*Work to be completed*. Pictures do not belong in your copy. Repeat all the other data exactly.

-- START --

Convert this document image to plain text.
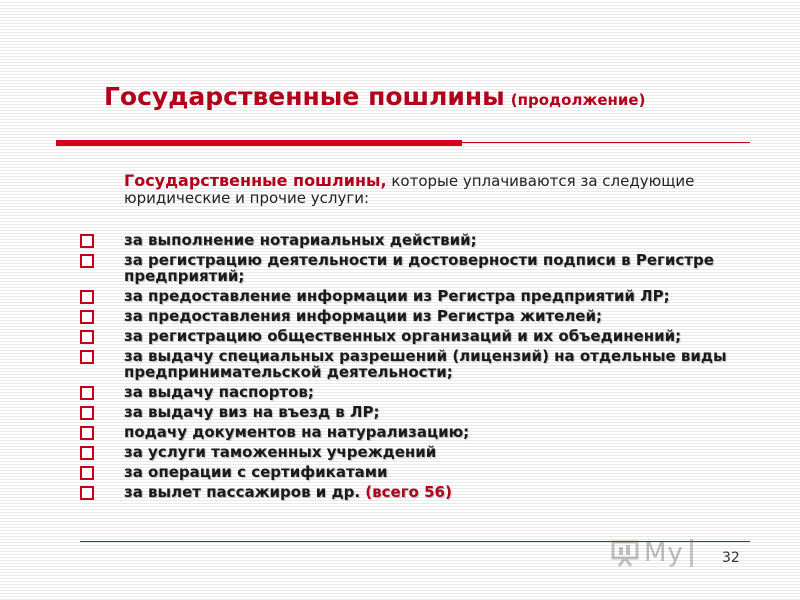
Государственные пошлины (продолжение)
Государственные пошлины, которые уплачиваются за следующие юридические и прочие услуги:
за выполнение нотариальных действий;
за регистрацию деятельности и достоверности подписи в Регистре предприятий;
за предоставление информации из Регистра предприятий ЛР;
за предоставления информации из Регистра жителей;
за регистрацию общественных организаций и их объединений;
за выдачу специальных разрешений (лицензий) на отдельные виды предпринимательской деятельности;
за выдачу паспортов;
за выдачу виз на въезд в ЛР;
подачу документов на натурализацию;
за услуги таможенных учреждений
за операции с сертификатами
за вылет пассажиров и др. (всего 56)
My	32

-- END --

*Response to the exercise*.
Convert this document image to plain text.
Государственные пошлины (продолжение)
Государственные пошлины, которые уплачиваются за следующие юридические и прочие услуги:
за выполнение нотариальных действий;
за регистрацию деятельности и достоверности подписи в Регистре предприятий;
за предоставление информации из Регистра предприятий ЛР;
за предоставления информации из Регистра жителей;
за регистрацию общественных организаций и их объединений;
за выдачу специальных разрешений (лицензий) на отдельные виды предпринимательской деятельности;
за выдачу паспортов;
за выдачу виз на въезд в ЛР;
подачу документов на натурализацию;
за услуги таможенных учреждений
за операции с сертификатами
за вылет пассажиров и др. (всего 56)
My	32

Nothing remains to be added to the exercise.